# Set exercise
Locate the string "data" in the records below. Copy every line where it occurs.
╭─ Records provided
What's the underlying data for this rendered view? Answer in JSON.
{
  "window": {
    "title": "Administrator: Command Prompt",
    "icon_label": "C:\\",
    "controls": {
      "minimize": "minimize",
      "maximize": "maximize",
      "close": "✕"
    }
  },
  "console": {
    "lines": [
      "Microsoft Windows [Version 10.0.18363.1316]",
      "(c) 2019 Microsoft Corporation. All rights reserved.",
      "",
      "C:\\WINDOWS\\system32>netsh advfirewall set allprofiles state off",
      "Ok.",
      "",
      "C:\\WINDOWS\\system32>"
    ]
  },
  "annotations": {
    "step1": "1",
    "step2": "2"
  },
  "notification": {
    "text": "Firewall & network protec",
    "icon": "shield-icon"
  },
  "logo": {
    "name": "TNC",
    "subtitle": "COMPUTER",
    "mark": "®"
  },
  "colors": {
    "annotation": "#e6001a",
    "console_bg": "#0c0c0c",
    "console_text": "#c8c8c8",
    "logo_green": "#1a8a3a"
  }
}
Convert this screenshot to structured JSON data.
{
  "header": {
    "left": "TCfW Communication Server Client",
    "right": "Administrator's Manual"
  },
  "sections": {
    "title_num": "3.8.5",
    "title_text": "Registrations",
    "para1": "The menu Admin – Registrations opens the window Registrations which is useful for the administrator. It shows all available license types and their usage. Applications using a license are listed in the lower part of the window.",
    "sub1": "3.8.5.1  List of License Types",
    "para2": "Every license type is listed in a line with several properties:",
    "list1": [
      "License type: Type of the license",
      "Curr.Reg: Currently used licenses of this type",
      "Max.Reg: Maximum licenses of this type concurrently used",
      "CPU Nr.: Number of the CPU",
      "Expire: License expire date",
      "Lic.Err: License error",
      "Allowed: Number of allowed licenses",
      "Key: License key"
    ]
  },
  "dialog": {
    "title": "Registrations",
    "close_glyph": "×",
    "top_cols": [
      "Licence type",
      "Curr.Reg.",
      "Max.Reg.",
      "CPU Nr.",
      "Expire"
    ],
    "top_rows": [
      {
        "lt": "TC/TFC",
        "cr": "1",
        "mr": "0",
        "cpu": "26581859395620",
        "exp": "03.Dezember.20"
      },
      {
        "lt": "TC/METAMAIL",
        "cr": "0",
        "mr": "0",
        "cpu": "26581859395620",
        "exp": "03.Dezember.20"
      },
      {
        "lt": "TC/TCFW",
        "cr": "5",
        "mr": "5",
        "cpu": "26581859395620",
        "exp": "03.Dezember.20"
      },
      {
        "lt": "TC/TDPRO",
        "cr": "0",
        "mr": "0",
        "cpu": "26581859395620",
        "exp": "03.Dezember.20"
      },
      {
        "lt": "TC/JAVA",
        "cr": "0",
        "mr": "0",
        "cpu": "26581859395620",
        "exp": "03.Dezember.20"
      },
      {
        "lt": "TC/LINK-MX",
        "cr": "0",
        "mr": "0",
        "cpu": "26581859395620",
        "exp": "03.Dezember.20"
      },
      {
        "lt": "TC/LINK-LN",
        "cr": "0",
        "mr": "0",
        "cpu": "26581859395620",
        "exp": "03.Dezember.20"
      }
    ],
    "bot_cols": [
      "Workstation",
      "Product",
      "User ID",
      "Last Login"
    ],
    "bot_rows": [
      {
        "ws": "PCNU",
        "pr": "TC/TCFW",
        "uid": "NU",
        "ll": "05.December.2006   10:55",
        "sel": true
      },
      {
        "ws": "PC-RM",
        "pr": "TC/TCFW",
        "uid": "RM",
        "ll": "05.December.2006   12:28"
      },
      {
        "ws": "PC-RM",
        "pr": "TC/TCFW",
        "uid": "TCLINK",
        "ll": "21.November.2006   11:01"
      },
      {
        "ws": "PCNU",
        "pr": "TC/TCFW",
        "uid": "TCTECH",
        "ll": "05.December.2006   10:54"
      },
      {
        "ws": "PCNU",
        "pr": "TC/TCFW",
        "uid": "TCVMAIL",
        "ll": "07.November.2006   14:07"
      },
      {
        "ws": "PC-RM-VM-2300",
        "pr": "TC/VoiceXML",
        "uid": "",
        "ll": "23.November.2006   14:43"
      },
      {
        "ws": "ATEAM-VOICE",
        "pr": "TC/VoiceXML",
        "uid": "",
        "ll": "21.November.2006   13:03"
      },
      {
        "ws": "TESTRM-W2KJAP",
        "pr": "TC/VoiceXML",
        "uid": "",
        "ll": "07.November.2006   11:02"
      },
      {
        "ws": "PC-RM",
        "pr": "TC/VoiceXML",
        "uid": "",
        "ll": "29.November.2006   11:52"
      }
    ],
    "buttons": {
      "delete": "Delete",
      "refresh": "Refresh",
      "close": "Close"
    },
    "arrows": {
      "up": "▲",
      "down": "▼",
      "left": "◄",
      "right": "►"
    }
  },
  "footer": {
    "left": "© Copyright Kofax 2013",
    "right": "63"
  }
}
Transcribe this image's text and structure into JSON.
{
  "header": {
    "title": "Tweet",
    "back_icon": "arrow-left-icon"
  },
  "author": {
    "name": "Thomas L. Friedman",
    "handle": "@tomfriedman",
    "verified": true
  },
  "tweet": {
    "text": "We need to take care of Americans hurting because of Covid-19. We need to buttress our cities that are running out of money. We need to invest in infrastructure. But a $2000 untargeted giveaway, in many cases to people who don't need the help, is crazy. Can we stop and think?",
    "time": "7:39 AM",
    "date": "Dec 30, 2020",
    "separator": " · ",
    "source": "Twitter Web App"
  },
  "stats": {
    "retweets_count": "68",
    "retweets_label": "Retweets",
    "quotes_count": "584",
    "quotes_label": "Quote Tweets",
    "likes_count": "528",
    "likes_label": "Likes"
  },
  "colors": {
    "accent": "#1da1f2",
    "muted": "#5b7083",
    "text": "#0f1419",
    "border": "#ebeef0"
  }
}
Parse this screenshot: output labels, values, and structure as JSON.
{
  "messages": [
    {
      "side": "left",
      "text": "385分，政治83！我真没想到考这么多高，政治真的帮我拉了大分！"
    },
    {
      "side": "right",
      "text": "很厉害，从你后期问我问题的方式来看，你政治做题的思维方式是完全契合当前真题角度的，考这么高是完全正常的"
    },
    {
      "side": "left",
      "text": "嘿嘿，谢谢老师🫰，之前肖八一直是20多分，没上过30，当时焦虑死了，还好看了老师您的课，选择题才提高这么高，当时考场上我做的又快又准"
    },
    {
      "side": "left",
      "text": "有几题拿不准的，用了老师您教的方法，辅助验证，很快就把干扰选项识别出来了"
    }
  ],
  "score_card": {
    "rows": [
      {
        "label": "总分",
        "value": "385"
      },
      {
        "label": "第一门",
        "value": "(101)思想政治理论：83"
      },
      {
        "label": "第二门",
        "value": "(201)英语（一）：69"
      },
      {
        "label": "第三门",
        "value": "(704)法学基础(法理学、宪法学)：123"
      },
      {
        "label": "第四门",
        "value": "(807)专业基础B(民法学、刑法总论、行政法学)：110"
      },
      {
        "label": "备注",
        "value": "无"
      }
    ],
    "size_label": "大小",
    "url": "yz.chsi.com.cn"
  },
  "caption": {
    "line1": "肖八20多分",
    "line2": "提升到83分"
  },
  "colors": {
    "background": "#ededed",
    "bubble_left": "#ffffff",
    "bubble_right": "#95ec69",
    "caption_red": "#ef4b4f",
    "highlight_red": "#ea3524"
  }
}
╰─
# Output of the task
What's the underlying data for this rendered view? Answer in JSON.
Convert this screenshot to structured JSON data.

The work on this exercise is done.